## Fragment tekstu
Po łańcuchach na szczyt
Tak oto po 10 minutach zdobywam Giewont. Oczywiście brak tłumów, nie oznacza że jest całkiem pusto. Krzyż na szczycie standardowo oblegany, ale na szczęście większość piechurów przygotowuje się już do zejścia. Tymczasem ja w samo południe pod krzyżem łapię wrześniowe promienie słońca. Obserwuję otaczający krajobraz, wierzchołki ponad morzem chmur i zastanawiam się czy może być coś wspanialszego. Jest niesamowicie, cudownie i pewnie przymiotników by brakło, więc po prostu powiem: jest zajebiście!

Na szczycie Giewontu!
Nad oceanem wznoszą się: Hawrań i Płaczliwa Skała, Koszysta, Granaty, Kozi i Świnica;
Kasprowy Wierch i Goryczkowa Czuba
Ponad chmurami: I plan Goryczkowa Czuba; II plan: Kasprowy Wierch i Liptowskie Kopy:
III plan: Lodowy, Granaty, Kozi, Świnica, Koprowy, Hrube i Krywań
Na południe Goryczkowe i Kopa Kondracka, w oddali Hrube i Krywań
Przełęcz Kondracka, Kopa Kondracka oraz Małołączniak
Niestety wszystko co dobre szybko się kończy. Po wspomnianej godzinie powoli przygotowuję się do zejścia, które wyznaczone jest po przeciwnej stronie kopuły szczytowej. Ostatni raz spoglądam za siebie, biorę głęboki wdech i ruszam, a aż do rozwidlenia szlaków kierunek wyznaczać mi będą łańcuchy. Czasami bywają pomocne, bo skały na Giewoncie są sakramencko wyślizgane (nie ma co się dziwić, jak przewalają się tędy tabuny ludzi). Na szczęście dzschodzę sama i nic się nie korkuje.

Majestatyczny...

## Wybrane dane
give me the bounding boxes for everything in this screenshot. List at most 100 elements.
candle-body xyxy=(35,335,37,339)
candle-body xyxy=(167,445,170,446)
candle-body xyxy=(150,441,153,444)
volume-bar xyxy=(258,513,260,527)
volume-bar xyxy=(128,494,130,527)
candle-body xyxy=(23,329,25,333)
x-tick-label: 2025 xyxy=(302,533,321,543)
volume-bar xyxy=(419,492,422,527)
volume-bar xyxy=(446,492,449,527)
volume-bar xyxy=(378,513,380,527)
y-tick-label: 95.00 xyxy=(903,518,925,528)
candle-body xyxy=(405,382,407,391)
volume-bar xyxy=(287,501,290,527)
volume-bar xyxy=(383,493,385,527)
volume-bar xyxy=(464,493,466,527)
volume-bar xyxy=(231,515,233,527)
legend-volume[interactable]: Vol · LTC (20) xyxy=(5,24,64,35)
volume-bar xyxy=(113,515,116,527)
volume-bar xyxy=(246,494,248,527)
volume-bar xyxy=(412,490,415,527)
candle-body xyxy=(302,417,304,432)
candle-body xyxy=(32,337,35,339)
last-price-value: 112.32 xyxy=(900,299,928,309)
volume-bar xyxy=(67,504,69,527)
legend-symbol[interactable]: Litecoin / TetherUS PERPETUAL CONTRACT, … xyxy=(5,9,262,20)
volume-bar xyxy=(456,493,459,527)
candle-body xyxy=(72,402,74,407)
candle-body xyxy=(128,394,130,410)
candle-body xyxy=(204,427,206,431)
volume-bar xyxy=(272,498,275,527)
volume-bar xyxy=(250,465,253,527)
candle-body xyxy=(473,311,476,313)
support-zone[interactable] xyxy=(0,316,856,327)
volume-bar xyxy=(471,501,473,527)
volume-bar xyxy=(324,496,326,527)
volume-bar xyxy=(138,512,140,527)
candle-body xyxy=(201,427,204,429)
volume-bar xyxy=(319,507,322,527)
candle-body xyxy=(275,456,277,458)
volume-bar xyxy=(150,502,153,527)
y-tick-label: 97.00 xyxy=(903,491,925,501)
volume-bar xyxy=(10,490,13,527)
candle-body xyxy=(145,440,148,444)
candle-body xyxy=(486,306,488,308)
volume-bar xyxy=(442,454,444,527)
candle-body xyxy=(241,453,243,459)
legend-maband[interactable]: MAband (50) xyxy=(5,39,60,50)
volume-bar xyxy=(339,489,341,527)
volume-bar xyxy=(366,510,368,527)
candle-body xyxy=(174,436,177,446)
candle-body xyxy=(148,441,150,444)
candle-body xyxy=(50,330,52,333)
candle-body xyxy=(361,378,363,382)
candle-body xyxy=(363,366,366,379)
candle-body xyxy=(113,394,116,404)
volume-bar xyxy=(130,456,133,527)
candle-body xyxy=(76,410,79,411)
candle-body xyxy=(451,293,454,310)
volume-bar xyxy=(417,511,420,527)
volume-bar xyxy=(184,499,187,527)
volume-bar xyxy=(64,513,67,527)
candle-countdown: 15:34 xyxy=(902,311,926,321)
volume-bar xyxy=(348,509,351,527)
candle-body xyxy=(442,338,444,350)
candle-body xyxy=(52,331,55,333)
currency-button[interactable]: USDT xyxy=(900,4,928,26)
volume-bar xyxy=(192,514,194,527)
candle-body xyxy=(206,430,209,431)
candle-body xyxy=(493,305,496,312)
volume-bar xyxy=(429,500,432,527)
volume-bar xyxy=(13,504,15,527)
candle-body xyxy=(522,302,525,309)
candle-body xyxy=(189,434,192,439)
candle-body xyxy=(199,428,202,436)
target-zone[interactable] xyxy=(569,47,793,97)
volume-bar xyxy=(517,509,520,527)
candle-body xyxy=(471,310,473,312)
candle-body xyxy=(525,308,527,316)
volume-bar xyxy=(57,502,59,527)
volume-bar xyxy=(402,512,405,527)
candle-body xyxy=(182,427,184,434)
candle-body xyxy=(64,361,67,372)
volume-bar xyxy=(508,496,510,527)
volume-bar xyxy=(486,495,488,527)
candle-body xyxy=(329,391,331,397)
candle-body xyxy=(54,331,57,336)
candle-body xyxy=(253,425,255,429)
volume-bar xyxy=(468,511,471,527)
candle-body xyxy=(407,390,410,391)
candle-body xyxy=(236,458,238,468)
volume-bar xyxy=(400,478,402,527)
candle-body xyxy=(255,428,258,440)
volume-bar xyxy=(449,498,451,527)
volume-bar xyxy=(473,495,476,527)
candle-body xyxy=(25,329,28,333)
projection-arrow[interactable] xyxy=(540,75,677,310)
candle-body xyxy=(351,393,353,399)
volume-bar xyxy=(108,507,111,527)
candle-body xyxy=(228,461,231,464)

--

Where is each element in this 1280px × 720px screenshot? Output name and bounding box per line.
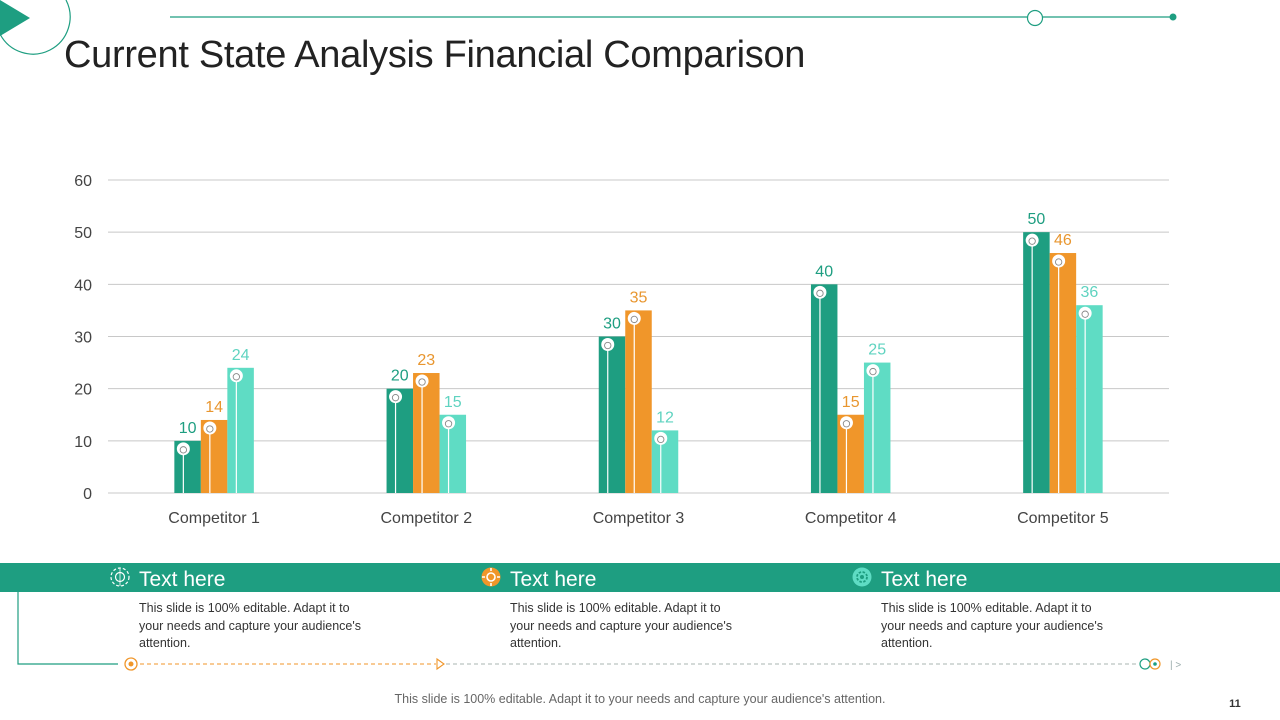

## Zadania
a) Przepisz z tekstu o Giewoncie fragment, który zaczyna się od słów "Po łańcuchach na", a kończy na słowach "powiem: jest zajebiście!".
b) Odpowiedz na podstawie tekstu o Giewoncie:
(i) Po ilu minutach zostaje zdobyty Giewont?
(ii) O jakiej porze dnia pod krzyżem łapane są wrześniowe promienie słońca?
(iii) Co wyznacza kierunek zejścia aż do rozwidlenia szlaków?

## Odpowiedzi
a)
Po łańcuchach na szczyt
Tak oto po 10 minutach zdobywam Giewont. Oczywiście brak tłumów, nie oznacza że jest całkiem pusto. Krzyż na szczycie standardowo oblegany, ale na szczęście większość piechurów przygotowuje się już do zejścia. Tymczasem ja w samo południe pod krzyżem łapię wrześniowe promienie słońca. Obserwuję otaczający krajobraz, wierzchołki ponad morzem chmur i zastanawiam się czy może być coś wspanialszego. Jest niesamowicie, cudownie i pewnie przymiotników by brakło, więc po prostu powiem: jest zajebiście!

b)
(i) Po 10 minutach.
(ii) W samo południe.
(iii) Łańcuchy.